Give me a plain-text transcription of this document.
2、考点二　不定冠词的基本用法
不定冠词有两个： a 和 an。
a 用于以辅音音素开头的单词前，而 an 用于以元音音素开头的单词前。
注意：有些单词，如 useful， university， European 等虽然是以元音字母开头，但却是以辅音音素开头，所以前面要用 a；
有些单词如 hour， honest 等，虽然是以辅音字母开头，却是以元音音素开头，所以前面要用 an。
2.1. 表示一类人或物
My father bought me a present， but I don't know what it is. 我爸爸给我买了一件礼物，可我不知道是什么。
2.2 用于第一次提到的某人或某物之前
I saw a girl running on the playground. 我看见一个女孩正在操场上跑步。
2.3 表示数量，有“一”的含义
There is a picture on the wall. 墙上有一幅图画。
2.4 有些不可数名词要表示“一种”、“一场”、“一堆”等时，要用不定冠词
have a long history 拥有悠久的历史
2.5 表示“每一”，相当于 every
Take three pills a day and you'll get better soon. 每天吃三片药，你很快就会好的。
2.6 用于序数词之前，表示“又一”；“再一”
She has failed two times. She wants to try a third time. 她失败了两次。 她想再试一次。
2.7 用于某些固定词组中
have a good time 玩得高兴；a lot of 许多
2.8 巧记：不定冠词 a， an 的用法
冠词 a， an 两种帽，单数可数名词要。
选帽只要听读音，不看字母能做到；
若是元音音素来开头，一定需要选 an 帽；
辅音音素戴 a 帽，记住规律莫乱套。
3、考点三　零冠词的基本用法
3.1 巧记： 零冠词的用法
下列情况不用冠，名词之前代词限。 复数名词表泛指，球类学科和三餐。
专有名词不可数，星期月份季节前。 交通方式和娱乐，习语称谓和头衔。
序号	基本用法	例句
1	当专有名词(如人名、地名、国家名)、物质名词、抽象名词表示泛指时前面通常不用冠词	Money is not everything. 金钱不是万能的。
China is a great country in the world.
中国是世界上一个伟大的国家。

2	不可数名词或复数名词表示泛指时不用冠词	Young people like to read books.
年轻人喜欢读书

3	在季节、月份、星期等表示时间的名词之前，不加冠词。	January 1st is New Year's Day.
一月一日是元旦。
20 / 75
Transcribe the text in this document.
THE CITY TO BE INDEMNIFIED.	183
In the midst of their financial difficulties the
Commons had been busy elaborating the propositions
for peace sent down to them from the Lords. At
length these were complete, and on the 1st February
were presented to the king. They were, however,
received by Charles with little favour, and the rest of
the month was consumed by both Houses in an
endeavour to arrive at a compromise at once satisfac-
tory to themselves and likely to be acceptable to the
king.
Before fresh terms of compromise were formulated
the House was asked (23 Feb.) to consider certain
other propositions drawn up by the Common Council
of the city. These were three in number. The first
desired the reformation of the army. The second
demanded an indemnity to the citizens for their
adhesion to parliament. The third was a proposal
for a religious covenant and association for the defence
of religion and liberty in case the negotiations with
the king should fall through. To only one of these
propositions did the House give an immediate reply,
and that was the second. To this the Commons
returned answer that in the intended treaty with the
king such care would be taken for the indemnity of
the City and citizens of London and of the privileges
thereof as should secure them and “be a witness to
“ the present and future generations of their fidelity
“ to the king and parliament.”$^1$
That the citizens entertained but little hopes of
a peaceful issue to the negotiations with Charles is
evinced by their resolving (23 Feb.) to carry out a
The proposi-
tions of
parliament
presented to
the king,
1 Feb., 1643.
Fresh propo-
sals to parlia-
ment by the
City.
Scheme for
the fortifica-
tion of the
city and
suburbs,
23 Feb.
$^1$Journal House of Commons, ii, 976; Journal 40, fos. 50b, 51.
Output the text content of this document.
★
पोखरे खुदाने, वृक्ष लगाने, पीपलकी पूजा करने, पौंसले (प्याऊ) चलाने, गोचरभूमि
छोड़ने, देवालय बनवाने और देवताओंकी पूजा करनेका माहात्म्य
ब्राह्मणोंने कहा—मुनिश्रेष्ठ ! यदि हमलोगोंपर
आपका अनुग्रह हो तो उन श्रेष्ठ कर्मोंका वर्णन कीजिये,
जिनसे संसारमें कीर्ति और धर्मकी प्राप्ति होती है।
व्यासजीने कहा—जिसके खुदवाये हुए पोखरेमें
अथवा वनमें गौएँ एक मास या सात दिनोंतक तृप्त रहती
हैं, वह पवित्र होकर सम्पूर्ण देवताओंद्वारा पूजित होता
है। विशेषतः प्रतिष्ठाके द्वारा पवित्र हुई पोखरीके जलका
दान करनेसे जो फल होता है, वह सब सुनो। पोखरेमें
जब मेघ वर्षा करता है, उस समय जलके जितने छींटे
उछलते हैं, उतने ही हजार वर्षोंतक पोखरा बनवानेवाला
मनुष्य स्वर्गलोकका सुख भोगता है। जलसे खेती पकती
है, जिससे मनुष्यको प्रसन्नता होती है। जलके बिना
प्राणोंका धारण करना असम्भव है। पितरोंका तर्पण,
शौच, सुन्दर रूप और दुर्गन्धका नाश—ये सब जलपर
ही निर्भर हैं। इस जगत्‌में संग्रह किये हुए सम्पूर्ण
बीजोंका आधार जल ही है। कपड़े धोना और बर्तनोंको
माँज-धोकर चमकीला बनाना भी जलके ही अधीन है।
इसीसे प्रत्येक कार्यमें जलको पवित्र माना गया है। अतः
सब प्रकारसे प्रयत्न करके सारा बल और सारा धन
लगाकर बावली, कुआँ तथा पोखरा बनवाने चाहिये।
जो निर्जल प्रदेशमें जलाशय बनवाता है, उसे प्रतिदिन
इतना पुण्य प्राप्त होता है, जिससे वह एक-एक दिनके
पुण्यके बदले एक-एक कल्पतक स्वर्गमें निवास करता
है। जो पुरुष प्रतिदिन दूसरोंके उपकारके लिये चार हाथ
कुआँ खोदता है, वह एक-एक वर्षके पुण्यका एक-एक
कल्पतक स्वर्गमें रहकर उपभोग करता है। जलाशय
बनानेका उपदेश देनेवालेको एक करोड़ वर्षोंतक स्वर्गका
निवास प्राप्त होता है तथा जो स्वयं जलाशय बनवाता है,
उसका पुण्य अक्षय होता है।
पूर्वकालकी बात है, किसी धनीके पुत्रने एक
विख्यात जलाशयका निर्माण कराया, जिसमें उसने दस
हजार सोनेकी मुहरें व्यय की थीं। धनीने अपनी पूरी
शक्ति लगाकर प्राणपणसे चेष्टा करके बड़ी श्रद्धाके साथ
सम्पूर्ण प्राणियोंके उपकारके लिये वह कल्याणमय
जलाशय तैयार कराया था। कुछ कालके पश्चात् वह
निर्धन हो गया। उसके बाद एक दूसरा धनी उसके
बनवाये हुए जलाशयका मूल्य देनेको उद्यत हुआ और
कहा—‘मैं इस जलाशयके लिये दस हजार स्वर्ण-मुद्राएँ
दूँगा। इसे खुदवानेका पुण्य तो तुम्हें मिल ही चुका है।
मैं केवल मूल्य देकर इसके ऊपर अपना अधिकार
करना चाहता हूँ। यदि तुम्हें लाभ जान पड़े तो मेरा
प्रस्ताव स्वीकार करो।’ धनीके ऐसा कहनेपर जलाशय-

=-=-=

SHORT TASK: Every record above needs to be repeated word for word.

ANSWER FOR THE TASK:
Give me a plain-text transcription of this document.
2、考点二　不定冠词的基本用法
不定冠词有两个： a 和 an。
a 用于以辅音音素开头的单词前，而 an 用于以元音音素开头的单词前。
注意：有些单词，如 useful， university， European 等虽然是以元音字母开头，但却是以辅音音素开头，所以前面要用 a；
有些单词如 hour， honest 等，虽然是以辅音字母开头，却是以元音音素开头，所以前面要用 an。
2.1. 表示一类人或物
My father bought me a present， but I don't know what it is. 我爸爸给我买了一件礼物，可我不知道是什么。
2.2 用于第一次提到的某人或某物之前
I saw a girl running on the playground. 我看见一个女孩正在操场上跑步。
2.3 表示数量，有“一”的含义
There is a picture on the wall. 墙上有一幅图画。
2.4 有些不可数名词要表示“一种”、“一场”、“一堆”等时，要用不定冠词
have a long history 拥有悠久的历史
2.5 表示“每一”，相当于 every
Take three pills a day and you'll get better soon. 每天吃三片药，你很快就会好的。
2.6 用于序数词之前，表示“又一”；“再一”
She has failed two times. She wants to try a third time. 她失败了两次。 她想再试一次。
2.7 用于某些固定词组中
have a good time 玩得高兴；a lot of 许多
2.8 巧记：不定冠词 a， an 的用法
冠词 a， an 两种帽，单数可数名词要。
选帽只要听读音，不看字母能做到；
若是元音音素来开头，一定需要选 an 帽；
辅音音素戴 a 帽，记住规律莫乱套。
3、考点三　零冠词的基本用法
3.1 巧记： 零冠词的用法
下列情况不用冠，名词之前代词限。 复数名词表泛指，球类学科和三餐。
专有名词不可数，星期月份季节前。 交通方式和娱乐，习语称谓和头衔。
序号	基本用法	例句
1	当专有名词(如人名、地名、国家名)、物质名词、抽象名词表示泛指时前面通常不用冠词	Money is not everything. 金钱不是万能的。
China is a great country in the world.
中国是世界上一个伟大的国家。

2	不可数名词或复数名词表示泛指时不用冠词	Young people like to read books.
年轻人喜欢读书

3	在季节、月份、星期等表示时间的名词之前，不加冠词。	January 1st is New Year's Day.
一月一日是元旦。
20 / 75
Transcribe the text in this document.
THE CITY TO BE INDEMNIFIED.	183
In the midst of their financial difficulties the
Commons had been busy elaborating the propositions
for peace sent down to them from the Lords. At
length these were complete, and on the 1st February
were presented to the king. They were, however,
received by Charles with little favour, and the rest of
the month was consumed by both Houses in an
endeavour to arrive at a compromise at once satisfac-
tory to themselves and likely to be acceptable to the
king.
Before fresh terms of compromise were formulated
the House was asked (23 Feb.) to consider certain
other propositions drawn up by the Common Council
of the city. These were three in number. The first
desired the reformation of the army. The second
demanded an indemnity to the citizens for their
adhesion to parliament. The third was a proposal
for a religious covenant and association for the defence
of religion and liberty in case the negotiations with
the king should fall through. To only one of these
propositions did the House give an immediate reply,
and that was the second. To this the Commons
returned answer that in the intended treaty with the
king such care would be taken for the indemnity of
the City and citizens of London and of the privileges
thereof as should secure them and “be a witness to
“ the present and future generations of their fidelity
“ to the king and parliament.”$^1$
That the citizens entertained but little hopes of
a peaceful issue to the negotiations with Charles is
evinced by their resolving (23 Feb.) to carry out a
The proposi-
tions of
parliament
presented to
the king,
1 Feb., 1643.
Fresh propo-
sals to parlia-
ment by the
City.
Scheme for
the fortifica-
tion of the
city and
suburbs,
23 Feb.
$^1$Journal House of Commons, ii, 976; Journal 40, fos. 50b, 51.
Output the text content of this document.
★
पोखरे खुदाने, वृक्ष लगाने, पीपलकी पूजा करने, पौंसले (प्याऊ) चलाने, गोचरभूमि
छोड़ने, देवालय बनवाने और देवताओंकी पूजा करनेका माहात्म्य
ब्राह्मणोंने कहा—मुनिश्रेष्ठ ! यदि हमलोगोंपर
आपका अनुग्रह हो तो उन श्रेष्ठ कर्मोंका वर्णन कीजिये,
जिनसे संसारमें कीर्ति और धर्मकी प्राप्ति होती है।
व्यासजीने कहा—जिसके खुदवाये हुए पोखरेमें
अथवा वनमें गौएँ एक मास या सात दिनोंतक तृप्त रहती
हैं, वह पवित्र होकर सम्पूर्ण देवताओंद्वारा पूजित होता
है। विशेषतः प्रतिष्ठाके द्वारा पवित्र हुई पोखरीके जलका
दान करनेसे जो फल होता है, वह सब सुनो। पोखरेमें
जब मेघ वर्षा करता है, उस समय जलके जितने छींटे
उछलते हैं, उतने ही हजार वर्षोंतक पोखरा बनवानेवाला
मनुष्य स्वर्गलोकका सुख भोगता है। जलसे खेती पकती
है, जिससे मनुष्यको प्रसन्नता होती है। जलके बिना
प्राणोंका धारण करना असम्भव है। पितरोंका तर्पण,
शौच, सुन्दर रूप और दुर्गन्धका नाश—ये सब जलपर
ही निर्भर हैं। इस जगत्‌में संग्रह किये हुए सम्पूर्ण
बीजोंका आधार जल ही है। कपड़े धोना और बर्तनोंको
माँज-धोकर चमकीला बनाना भी जलके ही अधीन है।
इसीसे प्रत्येक कार्यमें जलको पवित्र माना गया है। अतः
सब प्रकारसे प्रयत्न करके सारा बल और सारा धन
लगाकर बावली, कुआँ तथा पोखरा बनवाने चाहिये।
जो निर्जल प्रदेशमें जलाशय बनवाता है, उसे प्रतिदिन
इतना पुण्य प्राप्त होता है, जिससे वह एक-एक दिनके
पुण्यके बदले एक-एक कल्पतक स्वर्गमें निवास करता
है। जो पुरुष प्रतिदिन दूसरोंके उपकारके लिये चार हाथ
कुआँ खोदता है, वह एक-एक वर्षके पुण्यका एक-एक
कल्पतक स्वर्गमें रहकर उपभोग करता है। जलाशय
बनानेका उपदेश देनेवालेको एक करोड़ वर्षोंतक स्वर्गका
निवास प्राप्त होता है तथा जो स्वयं जलाशय बनवाता है,
उसका पुण्य अक्षय होता है।
पूर्वकालकी बात है, किसी धनीके पुत्रने एक
विख्यात जलाशयका निर्माण कराया, जिसमें उसने दस
हजार सोनेकी मुहरें व्यय की थीं। धनीने अपनी पूरी
शक्ति लगाकर प्राणपणसे चेष्टा करके बड़ी श्रद्धाके साथ
सम्पूर्ण प्राणियोंके उपकारके लिये वह कल्याणमय
जलाशय तैयार कराया था। कुछ कालके पश्चात् वह
निर्धन हो गया। उसके बाद एक दूसरा धनी उसके
बनवाये हुए जलाशयका मूल्य देनेको उद्यत हुआ और
कहा—‘मैं इस जलाशयके लिये दस हजार स्वर्ण-मुद्राएँ
दूँगा। इसे खुदवानेका पुण्य तो तुम्हें मिल ही चुका है।
मैं केवल मूल्य देकर इसके ऊपर अपना अधिकार
करना चाहता हूँ। यदि तुम्हें लाभ जान पड़े तो मेरा
प्रस्ताव स्वीकार करो।’ धनीके ऐसा कहनेपर जलाशय-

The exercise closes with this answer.